Data from a source:
»»

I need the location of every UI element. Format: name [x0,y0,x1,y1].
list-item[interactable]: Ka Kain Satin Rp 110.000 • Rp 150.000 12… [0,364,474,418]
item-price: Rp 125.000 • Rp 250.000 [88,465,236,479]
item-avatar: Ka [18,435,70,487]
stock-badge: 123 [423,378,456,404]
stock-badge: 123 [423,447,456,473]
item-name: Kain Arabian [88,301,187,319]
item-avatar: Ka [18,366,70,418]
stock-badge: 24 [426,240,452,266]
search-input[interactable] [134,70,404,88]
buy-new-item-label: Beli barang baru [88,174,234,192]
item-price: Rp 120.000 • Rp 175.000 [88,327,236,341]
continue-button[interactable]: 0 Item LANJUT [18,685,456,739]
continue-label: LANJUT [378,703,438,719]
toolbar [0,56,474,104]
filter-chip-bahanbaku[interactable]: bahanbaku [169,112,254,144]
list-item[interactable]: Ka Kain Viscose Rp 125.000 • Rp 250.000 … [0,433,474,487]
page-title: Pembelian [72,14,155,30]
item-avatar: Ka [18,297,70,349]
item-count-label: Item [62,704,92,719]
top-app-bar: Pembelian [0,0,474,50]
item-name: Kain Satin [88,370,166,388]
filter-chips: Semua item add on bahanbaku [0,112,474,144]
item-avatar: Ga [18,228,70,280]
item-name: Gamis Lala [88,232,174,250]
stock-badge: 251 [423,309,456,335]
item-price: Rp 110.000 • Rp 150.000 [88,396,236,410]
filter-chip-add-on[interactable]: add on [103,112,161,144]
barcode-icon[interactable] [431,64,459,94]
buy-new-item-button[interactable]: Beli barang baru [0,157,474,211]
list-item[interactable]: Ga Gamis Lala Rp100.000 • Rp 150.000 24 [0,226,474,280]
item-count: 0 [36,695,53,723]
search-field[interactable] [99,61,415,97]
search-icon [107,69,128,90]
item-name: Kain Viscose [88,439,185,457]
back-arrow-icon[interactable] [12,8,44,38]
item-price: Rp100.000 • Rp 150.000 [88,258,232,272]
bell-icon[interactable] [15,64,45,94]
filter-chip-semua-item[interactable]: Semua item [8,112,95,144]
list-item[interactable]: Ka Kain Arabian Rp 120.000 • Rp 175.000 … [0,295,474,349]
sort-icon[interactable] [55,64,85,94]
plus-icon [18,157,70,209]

««

-- Task requirements --
Rewrite the data above as a numbered list, starting from the first line and continuing through the line containing "list-item[interactable]: Ka Kain Viscose". Omit blank lines.

-- Response for this exercise --
1. I need the location of every UI element. Format: name [x0,y0,x1,y1].
2. list-item[interactable]: Ka Kain Satin Rp 110.000 • Rp 150.000 12… [0,364,474,418]
3. item-price: Rp 125.000 • Rp 250.000 [88,465,236,479]
4. item-avatar: Ka [18,435,70,487]
5. stock-badge: 123 [423,378,456,404]
6. stock-badge: 123 [423,447,456,473]
7. item-name: Kain Arabian [88,301,187,319]
8. item-avatar: Ka [18,366,70,418]
9. stock-badge: 24 [426,240,452,266]
10. search-input[interactable] [134,70,404,88]
11. buy-new-item-label: Beli barang baru [88,174,234,192]
12. item-price: Rp 120.000 • Rp 175.000 [88,327,236,341]
13. continue-button[interactable]: 0 Item LANJUT [18,685,456,739]
14. continue-label: LANJUT [378,703,438,719]
15. toolbar [0,56,474,104]
16. filter-chip-bahanbaku[interactable]: bahanbaku [169,112,254,144]
17. list-item[interactable]: Ka Kain Viscose Rp 125.000 • Rp 250.000 … [0,433,474,487]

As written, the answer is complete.